→ INFORMATION GIVEN

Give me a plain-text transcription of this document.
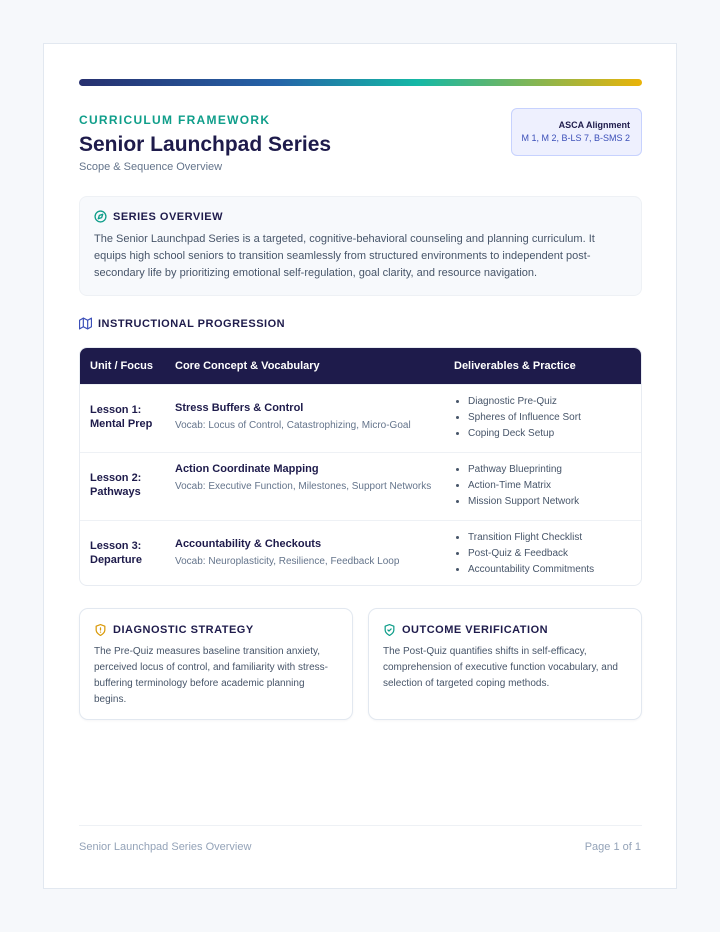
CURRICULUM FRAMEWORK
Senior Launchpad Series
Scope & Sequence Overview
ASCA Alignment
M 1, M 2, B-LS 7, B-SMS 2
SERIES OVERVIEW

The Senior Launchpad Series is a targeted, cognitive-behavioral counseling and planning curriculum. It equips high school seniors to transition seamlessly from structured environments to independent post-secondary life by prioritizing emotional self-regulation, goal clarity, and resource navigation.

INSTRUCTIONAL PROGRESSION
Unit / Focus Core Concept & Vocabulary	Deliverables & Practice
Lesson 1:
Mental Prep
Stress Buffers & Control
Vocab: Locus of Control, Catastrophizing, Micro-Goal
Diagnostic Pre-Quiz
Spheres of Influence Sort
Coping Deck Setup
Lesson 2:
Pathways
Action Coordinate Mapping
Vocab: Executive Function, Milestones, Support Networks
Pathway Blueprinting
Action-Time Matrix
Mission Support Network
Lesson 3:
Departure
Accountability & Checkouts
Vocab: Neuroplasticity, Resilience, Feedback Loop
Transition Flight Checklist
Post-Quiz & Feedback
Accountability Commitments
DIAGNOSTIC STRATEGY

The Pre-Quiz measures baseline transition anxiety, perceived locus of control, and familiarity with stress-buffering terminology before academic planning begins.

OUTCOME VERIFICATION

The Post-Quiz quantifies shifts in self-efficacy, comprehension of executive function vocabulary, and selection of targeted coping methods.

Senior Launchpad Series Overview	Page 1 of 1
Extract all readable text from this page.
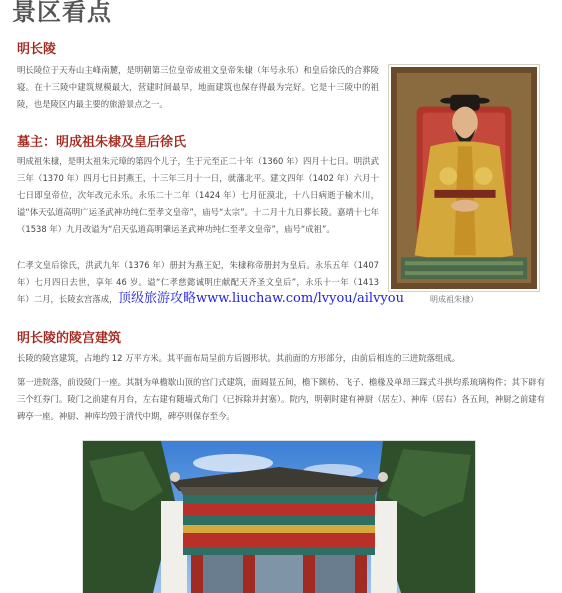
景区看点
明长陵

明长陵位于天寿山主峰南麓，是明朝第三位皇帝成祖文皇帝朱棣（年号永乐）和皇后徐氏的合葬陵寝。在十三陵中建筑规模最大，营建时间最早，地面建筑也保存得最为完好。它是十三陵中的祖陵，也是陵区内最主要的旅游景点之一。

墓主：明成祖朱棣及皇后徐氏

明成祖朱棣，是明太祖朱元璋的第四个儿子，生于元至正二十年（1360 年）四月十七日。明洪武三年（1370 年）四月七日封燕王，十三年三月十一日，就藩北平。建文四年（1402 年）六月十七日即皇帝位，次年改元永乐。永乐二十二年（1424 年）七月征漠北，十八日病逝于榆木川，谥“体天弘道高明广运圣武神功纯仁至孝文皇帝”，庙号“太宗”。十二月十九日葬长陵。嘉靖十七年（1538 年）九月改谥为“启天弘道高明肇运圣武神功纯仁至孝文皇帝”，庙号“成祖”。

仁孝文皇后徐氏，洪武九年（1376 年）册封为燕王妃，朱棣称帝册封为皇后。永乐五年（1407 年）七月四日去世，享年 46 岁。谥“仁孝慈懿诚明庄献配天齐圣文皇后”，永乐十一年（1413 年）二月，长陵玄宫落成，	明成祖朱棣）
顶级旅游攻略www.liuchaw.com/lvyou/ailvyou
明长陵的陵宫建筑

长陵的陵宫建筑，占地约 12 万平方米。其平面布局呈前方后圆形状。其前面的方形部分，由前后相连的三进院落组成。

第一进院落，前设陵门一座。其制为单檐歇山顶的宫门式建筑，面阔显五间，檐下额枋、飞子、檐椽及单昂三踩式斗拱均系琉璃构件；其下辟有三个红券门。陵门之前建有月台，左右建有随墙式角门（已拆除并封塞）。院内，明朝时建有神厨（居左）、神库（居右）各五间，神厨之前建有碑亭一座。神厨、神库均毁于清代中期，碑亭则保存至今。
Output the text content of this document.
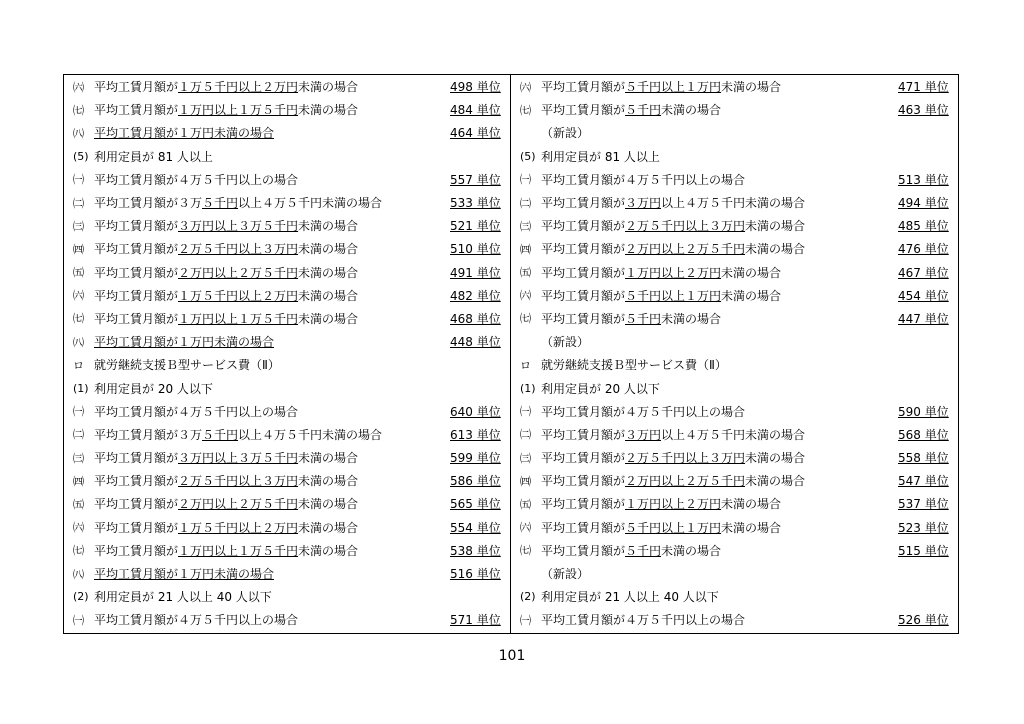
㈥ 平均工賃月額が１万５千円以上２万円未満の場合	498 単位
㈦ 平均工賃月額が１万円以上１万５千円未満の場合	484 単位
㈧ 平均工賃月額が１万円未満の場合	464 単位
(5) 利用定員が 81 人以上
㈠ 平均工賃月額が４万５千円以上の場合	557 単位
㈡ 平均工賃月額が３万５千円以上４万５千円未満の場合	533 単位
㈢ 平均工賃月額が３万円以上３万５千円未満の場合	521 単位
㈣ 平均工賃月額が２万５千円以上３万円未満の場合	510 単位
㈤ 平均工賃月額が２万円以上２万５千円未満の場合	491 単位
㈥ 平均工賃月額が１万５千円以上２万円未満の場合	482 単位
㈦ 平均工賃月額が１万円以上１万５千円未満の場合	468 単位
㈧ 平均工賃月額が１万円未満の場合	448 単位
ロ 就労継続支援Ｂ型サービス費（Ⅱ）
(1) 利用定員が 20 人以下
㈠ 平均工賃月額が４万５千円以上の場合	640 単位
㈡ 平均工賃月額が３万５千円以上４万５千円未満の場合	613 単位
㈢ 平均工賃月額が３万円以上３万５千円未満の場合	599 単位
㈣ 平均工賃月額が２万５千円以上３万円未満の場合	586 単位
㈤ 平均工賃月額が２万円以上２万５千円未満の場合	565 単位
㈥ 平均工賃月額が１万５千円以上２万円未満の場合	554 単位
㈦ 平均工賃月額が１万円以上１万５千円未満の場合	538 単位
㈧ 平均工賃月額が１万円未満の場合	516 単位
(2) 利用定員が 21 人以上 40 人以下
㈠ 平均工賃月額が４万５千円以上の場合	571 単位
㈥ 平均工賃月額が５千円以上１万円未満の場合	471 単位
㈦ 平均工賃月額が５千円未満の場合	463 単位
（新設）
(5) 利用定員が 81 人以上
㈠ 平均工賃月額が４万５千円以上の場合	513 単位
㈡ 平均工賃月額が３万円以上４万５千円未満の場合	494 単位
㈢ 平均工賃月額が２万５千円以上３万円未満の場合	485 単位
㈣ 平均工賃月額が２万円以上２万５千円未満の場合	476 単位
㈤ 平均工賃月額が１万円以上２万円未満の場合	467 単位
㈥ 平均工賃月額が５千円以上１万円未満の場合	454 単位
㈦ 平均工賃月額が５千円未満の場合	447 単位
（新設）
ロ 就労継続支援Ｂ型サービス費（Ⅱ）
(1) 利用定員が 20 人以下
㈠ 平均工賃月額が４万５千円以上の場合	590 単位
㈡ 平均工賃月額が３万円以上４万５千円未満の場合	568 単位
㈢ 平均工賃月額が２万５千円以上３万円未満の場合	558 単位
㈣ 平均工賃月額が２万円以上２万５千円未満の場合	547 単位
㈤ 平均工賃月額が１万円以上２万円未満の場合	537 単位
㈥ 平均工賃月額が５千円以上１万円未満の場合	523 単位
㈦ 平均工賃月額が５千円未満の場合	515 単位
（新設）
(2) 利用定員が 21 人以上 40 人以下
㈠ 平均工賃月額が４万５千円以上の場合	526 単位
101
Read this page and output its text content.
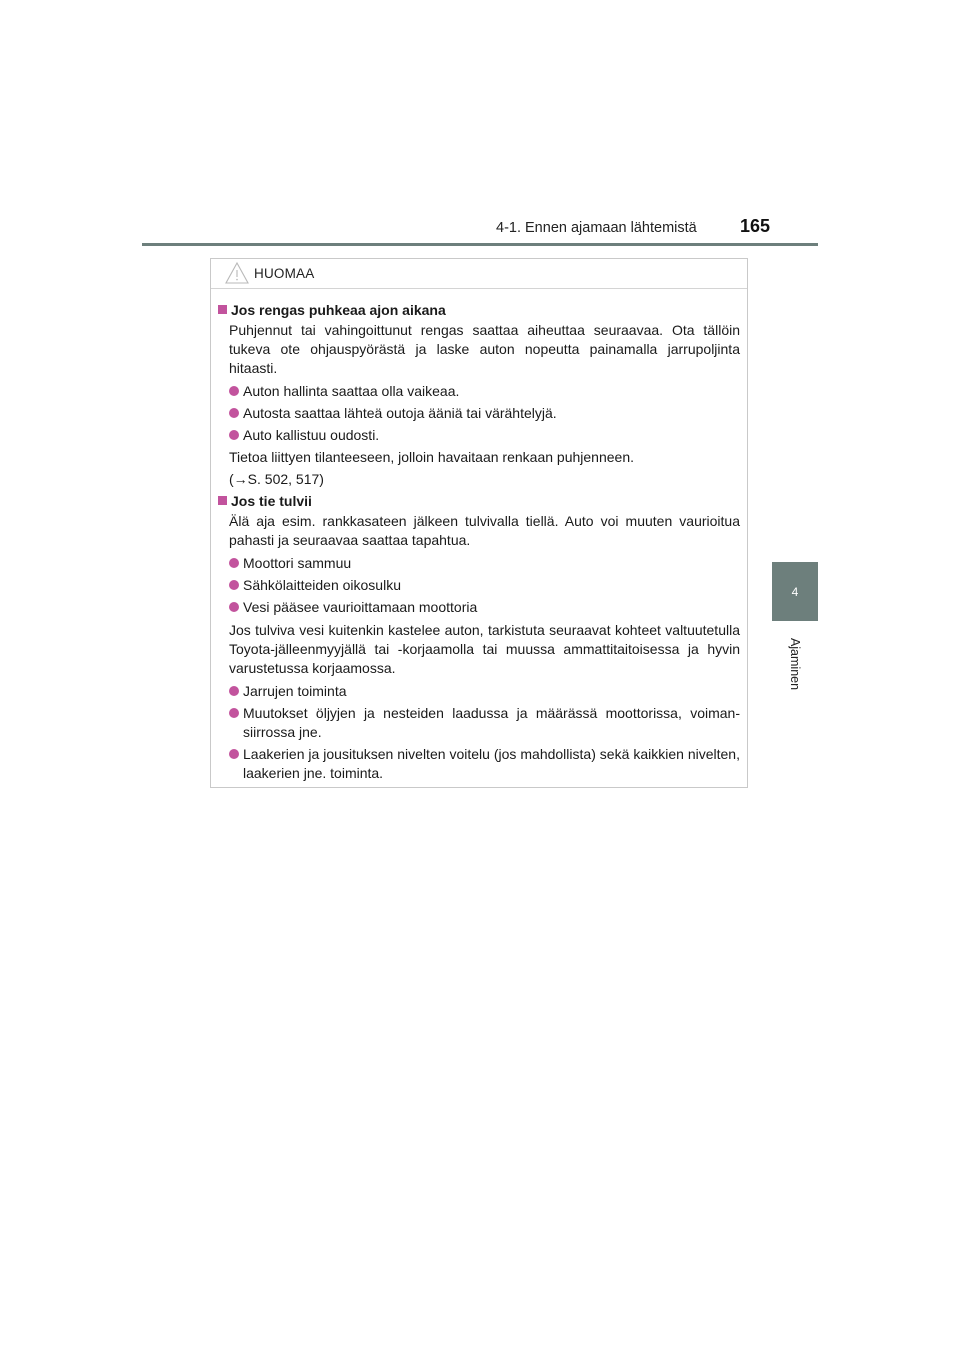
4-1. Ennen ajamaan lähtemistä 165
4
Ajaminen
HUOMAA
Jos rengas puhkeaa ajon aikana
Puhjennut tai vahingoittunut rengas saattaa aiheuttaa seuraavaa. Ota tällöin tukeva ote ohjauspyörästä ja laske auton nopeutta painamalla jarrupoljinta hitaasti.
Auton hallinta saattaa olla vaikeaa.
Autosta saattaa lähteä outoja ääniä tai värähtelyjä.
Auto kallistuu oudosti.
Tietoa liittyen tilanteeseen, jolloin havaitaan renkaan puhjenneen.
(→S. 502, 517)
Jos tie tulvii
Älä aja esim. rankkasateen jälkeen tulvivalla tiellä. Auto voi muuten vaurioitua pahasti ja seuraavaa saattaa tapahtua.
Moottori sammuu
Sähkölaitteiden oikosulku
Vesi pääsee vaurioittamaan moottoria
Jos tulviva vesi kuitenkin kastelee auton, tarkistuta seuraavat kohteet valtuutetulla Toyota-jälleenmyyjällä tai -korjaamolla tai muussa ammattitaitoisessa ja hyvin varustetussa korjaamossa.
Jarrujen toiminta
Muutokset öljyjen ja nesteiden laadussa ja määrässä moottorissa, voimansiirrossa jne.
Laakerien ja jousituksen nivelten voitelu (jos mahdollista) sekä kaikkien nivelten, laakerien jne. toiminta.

→ WRITTEN REQUEST
Without the pictures, print the records in full, exactly as they appear.

→ FULL SOLUTION
Give me a plain-text transcription of this document.
CURRICULUM FRAMEWORK
Senior Launchpad Series
Scope & Sequence Overview
ASCA Alignment
M 1, M 2, B-LS 7, B-SMS 2
SERIES OVERVIEW

The Senior Launchpad Series is a targeted, cognitive-behavioral counseling and planning curriculum. It equips high school seniors to transition seamlessly from structured environments to independent post-secondary life by prioritizing emotional self-regulation, goal clarity, and resource navigation.

INSTRUCTIONAL PROGRESSION
Unit / Focus Core Concept & Vocabulary	Deliverables & Practice
Lesson 1:
Mental Prep
Stress Buffers & Control
Vocab: Locus of Control, Catastrophizing, Micro-Goal
Diagnostic Pre-Quiz
Spheres of Influence Sort
Coping Deck Setup
Lesson 2:
Pathways
Action Coordinate Mapping
Vocab: Executive Function, Milestones, Support Networks
Pathway Blueprinting
Action-Time Matrix
Mission Support Network
Lesson 3:
Departure
Accountability & Checkouts
Vocab: Neuroplasticity, Resilience, Feedback Loop
Transition Flight Checklist
Post-Quiz & Feedback
Accountability Commitments
DIAGNOSTIC STRATEGY

The Pre-Quiz measures baseline transition anxiety, perceived locus of control, and familiarity with stress-buffering terminology before academic planning begins.

OUTCOME VERIFICATION

The Post-Quiz quantifies shifts in self-efficacy, comprehension of executive function vocabulary, and selection of targeted coping methods.

Senior Launchpad Series Overview	Page 1 of 1
Extract all readable text from this page.
景区看点
明长陵

明长陵位于天寿山主峰南麓，是明朝第三位皇帝成祖文皇帝朱棣（年号永乐）和皇后徐氏的合葬陵寝。在十三陵中建筑规模最大，营建时间最早，地面建筑也保存得最为完好。它是十三陵中的祖陵，也是陵区内最主要的旅游景点之一。

墓主：明成祖朱棣及皇后徐氏

明成祖朱棣，是明太祖朱元璋的第四个儿子，生于元至正二十年（1360 年）四月十七日。明洪武三年（1370 年）四月七日封燕王，十三年三月十一日，就藩北平。建文四年（1402 年）六月十七日即皇帝位，次年改元永乐。永乐二十二年（1424 年）七月征漠北，十八日病逝于榆木川，谥“体天弘道高明广运圣武神功纯仁至孝文皇帝”，庙号“太宗”。十二月十九日葬长陵。嘉靖十七年（1538 年）九月改谥为“启天弘道高明肇运圣武神功纯仁至孝文皇帝”，庙号“成祖”。

仁孝文皇后徐氏，洪武九年（1376 年）册封为燕王妃，朱棣称帝册封为皇后。永乐五年（1407 年）七月四日去世，享年 46 岁。谥“仁孝慈懿诚明庄献配天齐圣文皇后”，永乐十一年（1413 年）二月，长陵玄宫落成，	明成祖朱棣）
顶级旅游攻略www.liuchaw.com/lvyou/ailvyou
明长陵的陵宫建筑

长陵的陵宫建筑，占地约 12 万平方米。其平面布局呈前方后圆形状。其前面的方形部分，由前后相连的三进院落组成。

第一进院落，前设陵门一座。其制为单檐歇山顶的宫门式建筑，面阔显五间，檐下额枋、飞子、檐椽及单昂三踩式斗拱均系琉璃构件；其下辟有三个红券门。陵门之前建有月台，左右建有随墙式角门（已拆除并封塞）。院内，明朝时建有神厨（居左）、神库（居右）各五间，神厨之前建有碑亭一座。神厨、神库均毁于清代中期，碑亭则保存至今。
Output the text content of this document.
㈥ 平均工賃月額が１万５千円以上２万円未満の場合	498 単位
㈦ 平均工賃月額が１万円以上１万５千円未満の場合	484 単位
㈧ 平均工賃月額が１万円未満の場合	464 単位
(5) 利用定員が 81 人以上
㈠ 平均工賃月額が４万５千円以上の場合	557 単位
㈡ 平均工賃月額が３万５千円以上４万５千円未満の場合	533 単位
㈢ 平均工賃月額が３万円以上３万５千円未満の場合	521 単位
㈣ 平均工賃月額が２万５千円以上３万円未満の場合	510 単位
㈤ 平均工賃月額が２万円以上２万５千円未満の場合	491 単位
㈥ 平均工賃月額が１万５千円以上２万円未満の場合	482 単位
㈦ 平均工賃月額が１万円以上１万５千円未満の場合	468 単位
㈧ 平均工賃月額が１万円未満の場合	448 単位
ロ 就労継続支援Ｂ型サービス費（Ⅱ）
(1) 利用定員が 20 人以下
㈠ 平均工賃月額が４万５千円以上の場合	640 単位
㈡ 平均工賃月額が３万５千円以上４万５千円未満の場合	613 単位
㈢ 平均工賃月額が３万円以上３万５千円未満の場合	599 単位
㈣ 平均工賃月額が２万５千円以上３万円未満の場合	586 単位
㈤ 平均工賃月額が２万円以上２万５千円未満の場合	565 単位
㈥ 平均工賃月額が１万５千円以上２万円未満の場合	554 単位
㈦ 平均工賃月額が１万円以上１万５千円未満の場合	538 単位
㈧ 平均工賃月額が１万円未満の場合	516 単位
(2) 利用定員が 21 人以上 40 人以下
㈠ 平均工賃月額が４万５千円以上の場合	571 単位
㈥ 平均工賃月額が５千円以上１万円未満の場合	471 単位
㈦ 平均工賃月額が５千円未満の場合	463 単位
（新設）
(5) 利用定員が 81 人以上
㈠ 平均工賃月額が４万５千円以上の場合	513 単位
㈡ 平均工賃月額が３万円以上４万５千円未満の場合	494 単位
㈢ 平均工賃月額が２万５千円以上３万円未満の場合	485 単位
㈣ 平均工賃月額が２万円以上２万５千円未満の場合	476 単位
㈤ 平均工賃月額が１万円以上２万円未満の場合	467 単位
㈥ 平均工賃月額が５千円以上１万円未満の場合	454 単位
㈦ 平均工賃月額が５千円未満の場合	447 単位
（新設）
ロ 就労継続支援Ｂ型サービス費（Ⅱ）
(1) 利用定員が 20 人以下
㈠ 平均工賃月額が４万５千円以上の場合	590 単位
㈡ 平均工賃月額が３万円以上４万５千円未満の場合	568 単位
㈢ 平均工賃月額が２万５千円以上３万円未満の場合	558 単位
㈣ 平均工賃月額が２万円以上２万５千円未満の場合	547 単位
㈤ 平均工賃月額が１万円以上２万円未満の場合	537 単位
㈥ 平均工賃月額が５千円以上１万円未満の場合	523 単位
㈦ 平均工賃月額が５千円未満の場合	515 単位
（新設）
(2) 利用定員が 21 人以上 40 人以下
㈠ 平均工賃月額が４万５千円以上の場合	526 単位
101
Read this page and output its text content.
4-1. Ennen ajamaan lähtemistä 165
4
Ajaminen
HUOMAA
Jos rengas puhkeaa ajon aikana
Puhjennut tai vahingoittunut rengas saattaa aiheuttaa seuraavaa. Ota tällöin tukeva ote ohjauspyörästä ja laske auton nopeutta painamalla jarrupoljinta hitaasti.
Auton hallinta saattaa olla vaikeaa.
Autosta saattaa lähteä outoja ääniä tai värähtelyjä.
Auto kallistuu oudosti.
Tietoa liittyen tilanteeseen, jolloin havaitaan renkaan puhjenneen.
(→S. 502, 517)
Jos tie tulvii
Älä aja esim. rankkasateen jälkeen tulvivalla tiellä. Auto voi muuten vaurioitua pahasti ja seuraavaa saattaa tapahtua.
Moottori sammuu
Sähkölaitteiden oikosulku
Vesi pääsee vaurioittamaan moottoria
Jos tulviva vesi kuitenkin kastelee auton, tarkistuta seuraavat kohteet valtuutetulla Toyota-jälleenmyyjällä tai -korjaamolla tai muussa ammattitaitoisessa ja hyvin varustetussa korjaamossa.
Jarrujen toiminta
Muutokset öljyjen ja nesteiden laadussa ja määrässä moottorissa, voimansiirrossa jne.
Laakerien ja jousituksen nivelten voitelu (jos mahdollista) sekä kaikkien nivelten, laakerien jne. toiminta.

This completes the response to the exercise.